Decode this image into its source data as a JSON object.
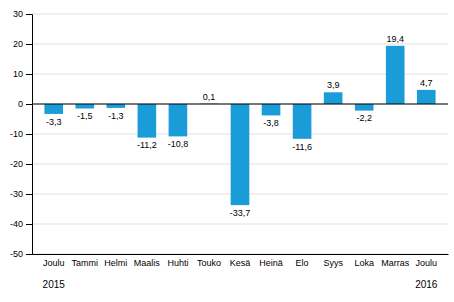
{
  "chart_data": {
    "type": "bar",
    "categories": [
      "Joulu",
      "Tammi",
      "Helmi",
      "Maalis",
      "Huhti",
      "Touko",
      "Kesä",
      "Heinä",
      "Elo",
      "Syys",
      "Loka",
      "Marras",
      "Joulu"
    ],
    "values": [
      -3.3,
      -1.5,
      -1.3,
      -11.2,
      -10.8,
      0.1,
      -33.7,
      -3.8,
      -11.6,
      3.9,
      -2.2,
      19.4,
      4.7
    ],
    "value_labels": [
      "-3,3",
      "-1,5",
      "-1,3",
      "-11,2",
      "-10,8",
      "0,1",
      "-33,7",
      "-3,8",
      "-11,6",
      "3,9",
      "-2,2",
      "19,4",
      "4,7"
    ],
    "color": "#1a9cd8",
    "ylim": [
      -50,
      30
    ],
    "yticks": [
      -50,
      -40,
      -30,
      -20,
      -10,
      0,
      10,
      20,
      30
    ],
    "grid": true,
    "data_labels": true,
    "annotations": [
      {
        "text": "2015",
        "index": 0
      },
      {
        "text": "2016",
        "index": 12
      }
    ]
  }
}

* **Stated goal**: Every entry must be reproduced exactly, with the images left out.

* **Exercise output**:
Decode this image into its source data as a JSON object.
{
  "chart_data": {
    "type": "bar",
    "categories": [
      "Joulu",
      "Tammi",
      "Helmi",
      "Maalis",
      "Huhti",
      "Touko",
      "Kesä",
      "Heinä",
      "Elo",
      "Syys",
      "Loka",
      "Marras",
      "Joulu"
    ],
    "values": [
      -3.3,
      -1.5,
      -1.3,
      -11.2,
      -10.8,
      0.1,
      -33.7,
      -3.8,
      -11.6,
      3.9,
      -2.2,
      19.4,
      4.7
    ],
    "value_labels": [
      "-3,3",
      "-1,5",
      "-1,3",
      "-11,2",
      "-10,8",
      "0,1",
      "-33,7",
      "-3,8",
      "-11,6",
      "3,9",
      "-2,2",
      "19,4",
      "4,7"
    ],
    "color": "#1a9cd8",
    "ylim": [
      -50,
      30
    ],
    "yticks": [
      -50,
      -40,
      -30,
      -20,
      -10,
      0,
      10,
      20,
      30
    ],
    "grid": true,
    "data_labels": true,
    "annotations": [
      {
        "text": "2015",
        "index": 0
      },
      {
        "text": "2016",
        "index": 12
      }
    ]
  }
}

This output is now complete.